• [Extract provided]:
# # # # #


- The Script Editor can build and launch Fiji plugins from
  $FIJI_ROOT/src-plugins/<name>/ now.

- The Script Editor recognizes errors from the Java compiler and offers to
  jump to the location of the next/previous error.

- The Script Editor recognizes exceptions thrown during the execution of a
  script and offers to jump to the next/previous location in the
  stacktrace.

- You can ask the Script Editor to open the JavaDoc for a given class
  using Tools>Open Help on Class...

- The WEKA library is now part of Fiji; the FijiClassLoader is now an
  instance of URLClassLoader just because of that (thanks for Verena
  Kaynig, Albert Cardona and Ignacio Arganda-Carreras for the prodding).

- There is an easy way to add a screenshot to be shown on the front page
  of the Fiji Wiki: Plugins>Utilities>Fiji>New Fiji Wiki Screenshot.

# # # # #

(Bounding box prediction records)

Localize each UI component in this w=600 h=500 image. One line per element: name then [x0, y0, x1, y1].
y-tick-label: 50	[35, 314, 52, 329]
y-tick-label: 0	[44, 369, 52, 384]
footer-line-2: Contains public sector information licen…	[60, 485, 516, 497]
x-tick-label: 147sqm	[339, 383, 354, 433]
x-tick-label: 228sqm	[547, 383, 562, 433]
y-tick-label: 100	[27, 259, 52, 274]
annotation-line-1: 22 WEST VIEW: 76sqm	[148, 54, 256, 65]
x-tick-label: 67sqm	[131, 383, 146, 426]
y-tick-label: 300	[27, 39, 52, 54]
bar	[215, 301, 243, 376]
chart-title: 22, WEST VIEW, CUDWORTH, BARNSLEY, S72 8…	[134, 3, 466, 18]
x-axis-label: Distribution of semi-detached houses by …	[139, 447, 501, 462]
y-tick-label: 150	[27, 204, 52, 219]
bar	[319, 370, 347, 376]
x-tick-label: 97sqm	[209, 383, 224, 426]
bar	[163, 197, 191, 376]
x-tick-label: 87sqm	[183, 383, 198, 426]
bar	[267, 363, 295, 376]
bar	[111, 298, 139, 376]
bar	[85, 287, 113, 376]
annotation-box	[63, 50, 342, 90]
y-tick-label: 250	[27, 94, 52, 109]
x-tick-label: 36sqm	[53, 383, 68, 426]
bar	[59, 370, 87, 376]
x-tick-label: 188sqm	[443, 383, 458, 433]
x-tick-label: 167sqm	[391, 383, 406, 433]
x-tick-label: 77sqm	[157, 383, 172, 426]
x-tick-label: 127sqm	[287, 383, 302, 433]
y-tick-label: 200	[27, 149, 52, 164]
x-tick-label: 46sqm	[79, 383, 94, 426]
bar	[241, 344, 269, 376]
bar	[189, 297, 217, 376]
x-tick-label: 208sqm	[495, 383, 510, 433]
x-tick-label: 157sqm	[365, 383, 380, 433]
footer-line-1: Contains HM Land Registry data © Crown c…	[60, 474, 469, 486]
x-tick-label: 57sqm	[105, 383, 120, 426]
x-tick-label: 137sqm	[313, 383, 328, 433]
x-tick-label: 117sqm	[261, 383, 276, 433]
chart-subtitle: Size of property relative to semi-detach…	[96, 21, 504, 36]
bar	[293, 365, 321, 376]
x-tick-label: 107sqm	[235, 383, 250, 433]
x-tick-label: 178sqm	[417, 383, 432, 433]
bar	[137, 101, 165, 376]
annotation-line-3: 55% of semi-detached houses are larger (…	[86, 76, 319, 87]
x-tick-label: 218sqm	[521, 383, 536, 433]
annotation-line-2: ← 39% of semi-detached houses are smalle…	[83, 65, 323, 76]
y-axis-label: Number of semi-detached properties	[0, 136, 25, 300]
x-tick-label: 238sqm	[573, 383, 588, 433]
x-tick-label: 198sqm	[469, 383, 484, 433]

# # # # #

• [What this exercise asks]:
**1)** In the Fiji update notes, which menu path adds a screenshot to the front page of the Fiji Wiki?
**2)** Echo word for word the part of the Fiji update notes that opens with the words containing "- The Script Editor recognizes exceptions" and closes with "for the prodding).".
These records have no connection to the text.

• [Task responses]:
**1)** Plugins>Utilities>Fiji>New Fiji Wiki Screenshot

**2)**
- The Script Editor recognizes exceptions thrown during the execution of a
  script and offers to jump to the next/previous location in the
  stacktrace.

- You can ask the Script Editor to open the JavaDoc for a given class
  using Tools>Open Help on Class...

- The WEKA library is now part of Fiji; the FijiClassLoader is now an
  instance of URLClassLoader just because of that (thanks for Verena
  Kaynig, Albert Cardona and Ignacio Arganda-Carreras for the prodding).